◆ Recorded information:
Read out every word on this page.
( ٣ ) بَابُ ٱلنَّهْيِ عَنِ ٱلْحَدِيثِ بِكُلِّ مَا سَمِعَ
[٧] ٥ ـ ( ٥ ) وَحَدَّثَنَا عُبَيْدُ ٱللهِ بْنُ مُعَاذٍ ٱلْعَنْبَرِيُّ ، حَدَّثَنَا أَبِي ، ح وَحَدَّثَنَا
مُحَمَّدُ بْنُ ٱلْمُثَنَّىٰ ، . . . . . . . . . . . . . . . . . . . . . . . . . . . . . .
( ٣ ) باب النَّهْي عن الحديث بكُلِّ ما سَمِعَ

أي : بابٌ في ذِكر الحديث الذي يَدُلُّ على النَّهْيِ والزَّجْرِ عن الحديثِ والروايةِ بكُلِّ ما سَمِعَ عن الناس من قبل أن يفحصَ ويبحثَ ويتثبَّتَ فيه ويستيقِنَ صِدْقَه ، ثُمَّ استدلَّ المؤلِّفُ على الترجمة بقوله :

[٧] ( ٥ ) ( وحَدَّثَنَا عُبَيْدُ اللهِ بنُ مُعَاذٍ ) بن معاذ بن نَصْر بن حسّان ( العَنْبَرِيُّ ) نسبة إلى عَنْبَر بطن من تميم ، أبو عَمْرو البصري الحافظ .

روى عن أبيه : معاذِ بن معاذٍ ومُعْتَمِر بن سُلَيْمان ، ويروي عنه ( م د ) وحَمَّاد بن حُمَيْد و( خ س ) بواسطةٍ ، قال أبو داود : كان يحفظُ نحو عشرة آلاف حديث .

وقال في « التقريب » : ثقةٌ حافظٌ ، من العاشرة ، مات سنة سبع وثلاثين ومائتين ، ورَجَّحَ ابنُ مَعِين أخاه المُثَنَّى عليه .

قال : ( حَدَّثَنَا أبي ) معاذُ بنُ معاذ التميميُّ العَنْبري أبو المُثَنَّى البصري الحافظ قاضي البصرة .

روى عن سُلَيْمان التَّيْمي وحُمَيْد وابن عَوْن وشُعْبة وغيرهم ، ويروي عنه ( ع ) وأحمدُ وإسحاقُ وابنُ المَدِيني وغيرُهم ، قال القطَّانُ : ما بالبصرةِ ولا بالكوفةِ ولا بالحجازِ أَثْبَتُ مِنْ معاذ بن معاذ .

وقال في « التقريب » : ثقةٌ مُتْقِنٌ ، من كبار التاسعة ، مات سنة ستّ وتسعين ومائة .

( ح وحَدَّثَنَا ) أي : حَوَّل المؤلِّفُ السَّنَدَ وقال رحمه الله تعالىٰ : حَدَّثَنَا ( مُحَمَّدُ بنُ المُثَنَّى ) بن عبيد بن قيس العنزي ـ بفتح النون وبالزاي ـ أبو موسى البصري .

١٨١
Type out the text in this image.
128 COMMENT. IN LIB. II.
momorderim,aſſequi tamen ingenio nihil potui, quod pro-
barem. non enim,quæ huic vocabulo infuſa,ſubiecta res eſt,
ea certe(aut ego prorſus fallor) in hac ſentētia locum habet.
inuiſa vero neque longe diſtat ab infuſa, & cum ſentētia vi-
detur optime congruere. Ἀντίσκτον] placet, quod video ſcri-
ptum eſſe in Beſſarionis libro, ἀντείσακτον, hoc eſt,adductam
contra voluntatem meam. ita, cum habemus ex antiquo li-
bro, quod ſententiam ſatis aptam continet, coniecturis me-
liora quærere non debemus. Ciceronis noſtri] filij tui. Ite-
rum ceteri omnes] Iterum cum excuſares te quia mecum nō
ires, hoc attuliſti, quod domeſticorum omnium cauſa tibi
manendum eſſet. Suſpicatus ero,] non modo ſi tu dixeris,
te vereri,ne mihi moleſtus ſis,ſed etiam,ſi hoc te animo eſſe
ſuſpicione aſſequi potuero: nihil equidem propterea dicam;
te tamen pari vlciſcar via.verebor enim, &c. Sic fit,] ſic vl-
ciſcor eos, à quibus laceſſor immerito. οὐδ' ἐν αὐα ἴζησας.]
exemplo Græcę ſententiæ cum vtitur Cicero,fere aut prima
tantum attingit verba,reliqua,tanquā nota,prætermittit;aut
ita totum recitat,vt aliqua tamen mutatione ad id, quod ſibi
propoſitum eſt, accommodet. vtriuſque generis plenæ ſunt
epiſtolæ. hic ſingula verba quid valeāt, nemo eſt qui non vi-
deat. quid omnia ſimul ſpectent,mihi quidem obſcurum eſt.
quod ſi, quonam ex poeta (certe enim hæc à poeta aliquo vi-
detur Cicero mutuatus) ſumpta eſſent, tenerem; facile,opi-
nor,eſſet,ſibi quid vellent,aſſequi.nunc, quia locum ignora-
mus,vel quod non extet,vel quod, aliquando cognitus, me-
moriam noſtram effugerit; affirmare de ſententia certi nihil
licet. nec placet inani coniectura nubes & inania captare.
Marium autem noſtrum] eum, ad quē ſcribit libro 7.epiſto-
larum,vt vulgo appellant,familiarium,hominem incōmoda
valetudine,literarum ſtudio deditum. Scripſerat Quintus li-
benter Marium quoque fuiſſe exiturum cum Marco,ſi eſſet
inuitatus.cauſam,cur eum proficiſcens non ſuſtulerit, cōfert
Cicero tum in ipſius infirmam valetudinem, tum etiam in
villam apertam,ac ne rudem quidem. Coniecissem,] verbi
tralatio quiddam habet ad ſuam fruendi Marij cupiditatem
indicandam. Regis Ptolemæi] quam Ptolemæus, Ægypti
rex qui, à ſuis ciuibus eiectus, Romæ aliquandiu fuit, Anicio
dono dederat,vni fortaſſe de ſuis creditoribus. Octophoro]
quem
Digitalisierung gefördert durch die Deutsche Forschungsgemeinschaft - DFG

◆ Instructions to follow: Retype the listing above in full, with no alterations.

◆ Written answer:
Read out every word on this page.
( ٣ ) بَابُ ٱلنَّهْيِ عَنِ ٱلْحَدِيثِ بِكُلِّ مَا سَمِعَ
[٧] ٥ ـ ( ٥ ) وَحَدَّثَنَا عُبَيْدُ ٱللهِ بْنُ مُعَاذٍ ٱلْعَنْبَرِيُّ ، حَدَّثَنَا أَبِي ، ح وَحَدَّثَنَا
مُحَمَّدُ بْنُ ٱلْمُثَنَّىٰ ، . . . . . . . . . . . . . . . . . . . . . . . . . . . . . .
( ٣ ) باب النَّهْي عن الحديث بكُلِّ ما سَمِعَ

أي : بابٌ في ذِكر الحديث الذي يَدُلُّ على النَّهْيِ والزَّجْرِ عن الحديثِ والروايةِ بكُلِّ ما سَمِعَ عن الناس من قبل أن يفحصَ ويبحثَ ويتثبَّتَ فيه ويستيقِنَ صِدْقَه ، ثُمَّ استدلَّ المؤلِّفُ على الترجمة بقوله :

[٧] ( ٥ ) ( وحَدَّثَنَا عُبَيْدُ اللهِ بنُ مُعَاذٍ ) بن معاذ بن نَصْر بن حسّان ( العَنْبَرِيُّ ) نسبة إلى عَنْبَر بطن من تميم ، أبو عَمْرو البصري الحافظ .

روى عن أبيه : معاذِ بن معاذٍ ومُعْتَمِر بن سُلَيْمان ، ويروي عنه ( م د ) وحَمَّاد بن حُمَيْد و( خ س ) بواسطةٍ ، قال أبو داود : كان يحفظُ نحو عشرة آلاف حديث .

وقال في « التقريب » : ثقةٌ حافظٌ ، من العاشرة ، مات سنة سبع وثلاثين ومائتين ، ورَجَّحَ ابنُ مَعِين أخاه المُثَنَّى عليه .

قال : ( حَدَّثَنَا أبي ) معاذُ بنُ معاذ التميميُّ العَنْبري أبو المُثَنَّى البصري الحافظ قاضي البصرة .

روى عن سُلَيْمان التَّيْمي وحُمَيْد وابن عَوْن وشُعْبة وغيرهم ، ويروي عنه ( ع ) وأحمدُ وإسحاقُ وابنُ المَدِيني وغيرُهم ، قال القطَّانُ : ما بالبصرةِ ولا بالكوفةِ ولا بالحجازِ أَثْبَتُ مِنْ معاذ بن معاذ .

وقال في « التقريب » : ثقةٌ مُتْقِنٌ ، من كبار التاسعة ، مات سنة ستّ وتسعين ومائة .

( ح وحَدَّثَنَا ) أي : حَوَّل المؤلِّفُ السَّنَدَ وقال رحمه الله تعالىٰ : حَدَّثَنَا ( مُحَمَّدُ بنُ المُثَنَّى ) بن عبيد بن قيس العنزي ـ بفتح النون وبالزاي ـ أبو موسى البصري .

١٨١
Type out the text in this image.
128 COMMENT. IN LIB. II.
momorderim,aſſequi tamen ingenio nihil potui, quod pro-
barem. non enim,quæ huic vocabulo infuſa,ſubiecta res eſt,
ea certe(aut ego prorſus fallor) in hac ſentētia locum habet.
inuiſa vero neque longe diſtat ab infuſa, & cum ſentētia vi-
detur optime congruere. Ἀντίσκτον] placet, quod video ſcri-
ptum eſſe in Beſſarionis libro, ἀντείσακτον, hoc eſt,adductam
contra voluntatem meam. ita, cum habemus ex antiquo li-
bro, quod ſententiam ſatis aptam continet, coniecturis me-
liora quærere non debemus. Ciceronis noſtri] filij tui. Ite-
rum ceteri omnes] Iterum cum excuſares te quia mecum nō
ires, hoc attuliſti, quod domeſticorum omnium cauſa tibi
manendum eſſet. Suſpicatus ero,] non modo ſi tu dixeris,
te vereri,ne mihi moleſtus ſis,ſed etiam,ſi hoc te animo eſſe
ſuſpicione aſſequi potuero: nihil equidem propterea dicam;
te tamen pari vlciſcar via.verebor enim, &c. Sic fit,] ſic vl-
ciſcor eos, à quibus laceſſor immerito. οὐδ' ἐν αὐα ἴζησας.]
exemplo Græcę ſententiæ cum vtitur Cicero,fere aut prima
tantum attingit verba,reliqua,tanquā nota,prætermittit;aut
ita totum recitat,vt aliqua tamen mutatione ad id, quod ſibi
propoſitum eſt, accommodet. vtriuſque generis plenæ ſunt
epiſtolæ. hic ſingula verba quid valeāt, nemo eſt qui non vi-
deat. quid omnia ſimul ſpectent,mihi quidem obſcurum eſt.
quod ſi, quonam ex poeta (certe enim hæc à poeta aliquo vi-
detur Cicero mutuatus) ſumpta eſſent, tenerem; facile,opi-
nor,eſſet,ſibi quid vellent,aſſequi.nunc, quia locum ignora-
mus,vel quod non extet,vel quod, aliquando cognitus, me-
moriam noſtram effugerit; affirmare de ſententia certi nihil
licet. nec placet inani coniectura nubes & inania captare.
Marium autem noſtrum] eum, ad quē ſcribit libro 7.epiſto-
larum,vt vulgo appellant,familiarium,hominem incōmoda
valetudine,literarum ſtudio deditum. Scripſerat Quintus li-
benter Marium quoque fuiſſe exiturum cum Marco,ſi eſſet
inuitatus.cauſam,cur eum proficiſcens non ſuſtulerit, cōfert
Cicero tum in ipſius infirmam valetudinem, tum etiam in
villam apertam,ac ne rudem quidem. Coniecissem,] verbi
tralatio quiddam habet ad ſuam fruendi Marij cupiditatem
indicandam. Regis Ptolemæi] quam Ptolemæus, Ægypti
rex qui, à ſuis ciuibus eiectus, Romæ aliquandiu fuit, Anicio
dono dederat,vni fortaſſe de ſuis creditoribus. Octophoro]
quem
Digitalisierung gefördert durch die Deutsche Forschungsgemeinschaft - DFG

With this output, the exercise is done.